PROBLEM STATEMENT: Copy all the material below, exactly as it stands.

DATA EXTRACT:

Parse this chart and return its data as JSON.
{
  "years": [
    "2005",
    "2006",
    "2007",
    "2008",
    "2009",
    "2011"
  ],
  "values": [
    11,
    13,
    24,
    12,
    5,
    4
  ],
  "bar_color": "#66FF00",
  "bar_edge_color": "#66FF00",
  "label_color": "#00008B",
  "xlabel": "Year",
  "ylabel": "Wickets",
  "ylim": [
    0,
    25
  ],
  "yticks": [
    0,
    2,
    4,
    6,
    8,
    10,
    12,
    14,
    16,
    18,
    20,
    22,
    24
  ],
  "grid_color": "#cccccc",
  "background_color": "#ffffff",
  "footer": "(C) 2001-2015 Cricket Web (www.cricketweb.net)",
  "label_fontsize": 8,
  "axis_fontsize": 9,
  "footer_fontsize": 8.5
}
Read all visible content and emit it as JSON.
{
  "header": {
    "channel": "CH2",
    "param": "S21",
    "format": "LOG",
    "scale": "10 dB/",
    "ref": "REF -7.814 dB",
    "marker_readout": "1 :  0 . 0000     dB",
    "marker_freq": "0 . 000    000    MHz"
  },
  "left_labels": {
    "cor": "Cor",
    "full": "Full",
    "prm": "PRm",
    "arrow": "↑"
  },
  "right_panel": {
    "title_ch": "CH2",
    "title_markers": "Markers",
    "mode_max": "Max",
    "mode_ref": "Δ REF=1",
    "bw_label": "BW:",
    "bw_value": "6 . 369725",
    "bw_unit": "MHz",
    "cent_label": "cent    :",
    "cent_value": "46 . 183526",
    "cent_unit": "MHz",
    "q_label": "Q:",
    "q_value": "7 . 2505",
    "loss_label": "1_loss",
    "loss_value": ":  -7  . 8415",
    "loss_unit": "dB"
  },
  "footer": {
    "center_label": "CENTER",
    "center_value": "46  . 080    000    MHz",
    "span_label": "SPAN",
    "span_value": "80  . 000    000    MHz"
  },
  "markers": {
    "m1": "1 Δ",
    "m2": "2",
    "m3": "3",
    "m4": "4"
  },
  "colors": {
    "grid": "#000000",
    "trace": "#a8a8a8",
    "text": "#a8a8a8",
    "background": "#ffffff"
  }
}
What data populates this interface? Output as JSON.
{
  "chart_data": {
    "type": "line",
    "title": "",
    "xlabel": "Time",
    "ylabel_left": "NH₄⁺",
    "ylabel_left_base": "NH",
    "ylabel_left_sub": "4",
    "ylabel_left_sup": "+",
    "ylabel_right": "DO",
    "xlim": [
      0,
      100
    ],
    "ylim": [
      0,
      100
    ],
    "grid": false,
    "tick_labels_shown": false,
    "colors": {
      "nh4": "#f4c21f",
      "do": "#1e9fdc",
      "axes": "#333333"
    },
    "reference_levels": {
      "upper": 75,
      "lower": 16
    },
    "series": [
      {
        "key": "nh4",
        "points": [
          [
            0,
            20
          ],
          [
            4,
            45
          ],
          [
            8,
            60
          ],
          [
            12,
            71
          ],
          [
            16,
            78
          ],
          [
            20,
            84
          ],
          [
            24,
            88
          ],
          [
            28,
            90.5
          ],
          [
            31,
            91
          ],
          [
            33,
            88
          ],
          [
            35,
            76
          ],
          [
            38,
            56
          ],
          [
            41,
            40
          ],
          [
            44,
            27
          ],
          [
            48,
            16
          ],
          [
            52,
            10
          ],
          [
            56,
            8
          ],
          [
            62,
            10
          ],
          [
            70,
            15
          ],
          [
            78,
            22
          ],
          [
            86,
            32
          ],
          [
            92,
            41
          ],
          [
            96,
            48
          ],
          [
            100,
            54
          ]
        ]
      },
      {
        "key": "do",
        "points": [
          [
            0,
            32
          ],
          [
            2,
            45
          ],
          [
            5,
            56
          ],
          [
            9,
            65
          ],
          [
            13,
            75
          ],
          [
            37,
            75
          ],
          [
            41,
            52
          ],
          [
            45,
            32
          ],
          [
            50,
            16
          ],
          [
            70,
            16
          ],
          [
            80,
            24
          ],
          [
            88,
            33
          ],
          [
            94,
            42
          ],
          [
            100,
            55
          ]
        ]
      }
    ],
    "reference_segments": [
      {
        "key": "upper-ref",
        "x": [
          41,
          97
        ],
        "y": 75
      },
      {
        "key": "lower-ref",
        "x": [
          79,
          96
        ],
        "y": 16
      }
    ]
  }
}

REPLY TO THE EXERCISE:
Parse this chart and return its data as JSON.
{
  "years": [
    "2005",
    "2006",
    "2007",
    "2008",
    "2009",
    "2011"
  ],
  "values": [
    11,
    13,
    24,
    12,
    5,
    4
  ],
  "bar_color": "#66FF00",
  "bar_edge_color": "#66FF00",
  "label_color": "#00008B",
  "xlabel": "Year",
  "ylabel": "Wickets",
  "ylim": [
    0,
    25
  ],
  "yticks": [
    0,
    2,
    4,
    6,
    8,
    10,
    12,
    14,
    16,
    18,
    20,
    22,
    24
  ],
  "grid_color": "#cccccc",
  "background_color": "#ffffff",
  "footer": "(C) 2001-2015 Cricket Web (www.cricketweb.net)",
  "label_fontsize": 8,
  "axis_fontsize": 9,
  "footer_fontsize": 8.5
}
Read all visible content and emit it as JSON.
{
  "header": {
    "channel": "CH2",
    "param": "S21",
    "format": "LOG",
    "scale": "10 dB/",
    "ref": "REF -7.814 dB",
    "marker_readout": "1 :  0 . 0000     dB",
    "marker_freq": "0 . 000    000    MHz"
  },
  "left_labels": {
    "cor": "Cor",
    "full": "Full",
    "prm": "PRm",
    "arrow": "↑"
  },
  "right_panel": {
    "title_ch": "CH2",
    "title_markers": "Markers",
    "mode_max": "Max",
    "mode_ref": "Δ REF=1",
    "bw_label": "BW:",
    "bw_value": "6 . 369725",
    "bw_unit": "MHz",
    "cent_label": "cent    :",
    "cent_value": "46 . 183526",
    "cent_unit": "MHz",
    "q_label": "Q:",
    "q_value": "7 . 2505",
    "loss_label": "1_loss",
    "loss_value": ":  -7  . 8415",
    "loss_unit": "dB"
  },
  "footer": {
    "center_label": "CENTER",
    "center_value": "46  . 080    000    MHz",
    "span_label": "SPAN",
    "span_value": "80  . 000    000    MHz"
  },
  "markers": {
    "m1": "1 Δ",
    "m2": "2",
    "m3": "3",
    "m4": "4"
  },
  "colors": {
    "grid": "#000000",
    "trace": "#a8a8a8",
    "text": "#a8a8a8",
    "background": "#ffffff"
  }
}
What data populates this interface? Output as JSON.
{
  "chart_data": {
    "type": "line",
    "title": "",
    "xlabel": "Time",
    "ylabel_left": "NH₄⁺",
    "ylabel_left_base": "NH",
    "ylabel_left_sub": "4",
    "ylabel_left_sup": "+",
    "ylabel_right": "DO",
    "xlim": [
      0,
      100
    ],
    "ylim": [
      0,
      100
    ],
    "grid": false,
    "tick_labels_shown": false,
    "colors": {
      "nh4": "#f4c21f",
      "do": "#1e9fdc",
      "axes": "#333333"
    },
    "reference_levels": {
      "upper": 75,
      "lower": 16
    },
    "series": [
      {
        "key": "nh4",
        "points": [
          [
            0,
            20
          ],
          [
            4,
            45
          ],
          [
            8,
            60
          ],
          [
            12,
            71
          ],
          [
            16,
            78
          ],
          [
            20,
            84
          ],
          [
            24,
            88
          ],
          [
            28,
            90.5
          ],
          [
            31,
            91
          ],
          [
            33,
            88
          ],
          [
            35,
            76
          ],
          [
            38,
            56
          ],
          [
            41,
            40
          ],
          [
            44,
            27
          ],
          [
            48,
            16
          ],
          [
            52,
            10
          ],
          [
            56,
            8
          ],
          [
            62,
            10
          ],
          [
            70,
            15
          ],
          [
            78,
            22
          ],
          [
            86,
            32
          ],
          [
            92,
            41
          ],
          [
            96,
            48
          ],
          [
            100,
            54
          ]
        ]
      },
      {
        "key": "do",
        "points": [
          [
            0,
            32
          ],
          [
            2,
            45
          ],
          [
            5,
            56
          ],
          [
            9,
            65
          ],
          [
            13,
            75
          ],
          [
            37,
            75
          ],
          [
            41,
            52
          ],
          [
            45,
            32
          ],
          [
            50,
            16
          ],
          [
            70,
            16
          ],
          [
            80,
            24
          ],
          [
            88,
            33
          ],
          [
            94,
            42
          ],
          [
            100,
            55
          ]
        ]
      }
    ],
    "reference_segments": [
      {
        "key": "upper-ref",
        "x": [
          41,
          97
        ],
        "y": 75
      },
      {
        "key": "lower-ref",
        "x": [
          79,
          96
        ],
        "y": 16
      }
    ]
  }
}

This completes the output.